**Exercise objective**
Restate the complete material exactly.

**Given records**
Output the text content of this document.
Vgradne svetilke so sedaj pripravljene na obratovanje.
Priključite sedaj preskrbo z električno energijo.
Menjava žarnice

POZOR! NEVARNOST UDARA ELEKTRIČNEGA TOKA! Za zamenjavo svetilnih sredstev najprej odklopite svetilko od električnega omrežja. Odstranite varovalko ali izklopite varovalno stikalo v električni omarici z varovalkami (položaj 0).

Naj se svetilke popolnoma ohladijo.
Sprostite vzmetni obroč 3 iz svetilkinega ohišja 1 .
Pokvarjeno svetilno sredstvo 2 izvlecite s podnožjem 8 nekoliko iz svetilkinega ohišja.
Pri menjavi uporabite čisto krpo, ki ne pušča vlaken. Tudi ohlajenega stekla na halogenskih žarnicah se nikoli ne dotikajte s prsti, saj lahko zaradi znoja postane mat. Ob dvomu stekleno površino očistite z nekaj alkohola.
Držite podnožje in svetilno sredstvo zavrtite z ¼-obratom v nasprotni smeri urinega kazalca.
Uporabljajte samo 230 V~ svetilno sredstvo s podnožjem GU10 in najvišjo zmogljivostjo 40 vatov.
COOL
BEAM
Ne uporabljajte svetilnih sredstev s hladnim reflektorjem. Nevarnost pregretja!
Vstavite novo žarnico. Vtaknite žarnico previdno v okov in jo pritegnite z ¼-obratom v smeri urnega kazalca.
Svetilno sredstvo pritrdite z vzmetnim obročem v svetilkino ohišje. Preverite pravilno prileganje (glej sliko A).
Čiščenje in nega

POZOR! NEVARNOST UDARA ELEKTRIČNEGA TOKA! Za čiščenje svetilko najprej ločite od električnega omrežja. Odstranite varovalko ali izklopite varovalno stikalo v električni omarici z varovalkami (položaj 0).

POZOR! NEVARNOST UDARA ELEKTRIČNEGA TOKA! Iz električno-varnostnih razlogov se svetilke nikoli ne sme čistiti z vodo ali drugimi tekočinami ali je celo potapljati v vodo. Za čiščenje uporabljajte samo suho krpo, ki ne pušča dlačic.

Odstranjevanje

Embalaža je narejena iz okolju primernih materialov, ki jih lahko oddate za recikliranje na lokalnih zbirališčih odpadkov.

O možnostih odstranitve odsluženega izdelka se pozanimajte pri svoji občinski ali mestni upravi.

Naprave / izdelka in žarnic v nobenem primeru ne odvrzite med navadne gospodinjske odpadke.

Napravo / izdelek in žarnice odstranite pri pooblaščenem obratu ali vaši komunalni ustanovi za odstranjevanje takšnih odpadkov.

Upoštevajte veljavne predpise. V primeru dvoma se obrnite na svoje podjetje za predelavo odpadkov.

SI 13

**Reply to the task**
Output the text content of this document.
Vgradne svetilke so sedaj pripravljene na obratovanje.
Priključite sedaj preskrbo z električno energijo.
Menjava žarnice

POZOR! NEVARNOST UDARA ELEKTRIČNEGA TOKA! Za zamenjavo svetilnih sredstev najprej odklopite svetilko od električnega omrežja. Odstranite varovalko ali izklopite varovalno stikalo v električni omarici z varovalkami (položaj 0).

Naj se svetilke popolnoma ohladijo.
Sprostite vzmetni obroč 3 iz svetilkinega ohišja 1 .
Pokvarjeno svetilno sredstvo 2 izvlecite s podnožjem 8 nekoliko iz svetilkinega ohišja.
Pri menjavi uporabite čisto krpo, ki ne pušča vlaken. Tudi ohlajenega stekla na halogenskih žarnicah se nikoli ne dotikajte s prsti, saj lahko zaradi znoja postane mat. Ob dvomu stekleno površino očistite z nekaj alkohola.
Držite podnožje in svetilno sredstvo zavrtite z ¼-obratom v nasprotni smeri urinega kazalca.
Uporabljajte samo 230 V~ svetilno sredstvo s podnožjem GU10 in najvišjo zmogljivostjo 40 vatov.
COOL
BEAM
Ne uporabljajte svetilnih sredstev s hladnim reflektorjem. Nevarnost pregretja!
Vstavite novo žarnico. Vtaknite žarnico previdno v okov in jo pritegnite z ¼-obratom v smeri urnega kazalca.
Svetilno sredstvo pritrdite z vzmetnim obročem v svetilkino ohišje. Preverite pravilno prileganje (glej sliko A).
Čiščenje in nega

POZOR! NEVARNOST UDARA ELEKTRIČNEGA TOKA! Za čiščenje svetilko najprej ločite od električnega omrežja. Odstranite varovalko ali izklopite varovalno stikalo v električni omarici z varovalkami (položaj 0).

POZOR! NEVARNOST UDARA ELEKTRIČNEGA TOKA! Iz električno-varnostnih razlogov se svetilke nikoli ne sme čistiti z vodo ali drugimi tekočinami ali je celo potapljati v vodo. Za čiščenje uporabljajte samo suho krpo, ki ne pušča dlačic.

Odstranjevanje

Embalaža je narejena iz okolju primernih materialov, ki jih lahko oddate za recikliranje na lokalnih zbirališčih odpadkov.

O možnostih odstranitve odsluženega izdelka se pozanimajte pri svoji občinski ali mestni upravi.

Naprave / izdelka in žarnic v nobenem primeru ne odvrzite med navadne gospodinjske odpadke.

Napravo / izdelek in žarnice odstranite pri pooblaščenem obratu ali vaši komunalni ustanovi za odstranjevanje takšnih odpadkov.

Upoštevajte veljavne predpise. V primeru dvoma se obrnite na svoje podjetje za predelavo odpadkov.

SI 13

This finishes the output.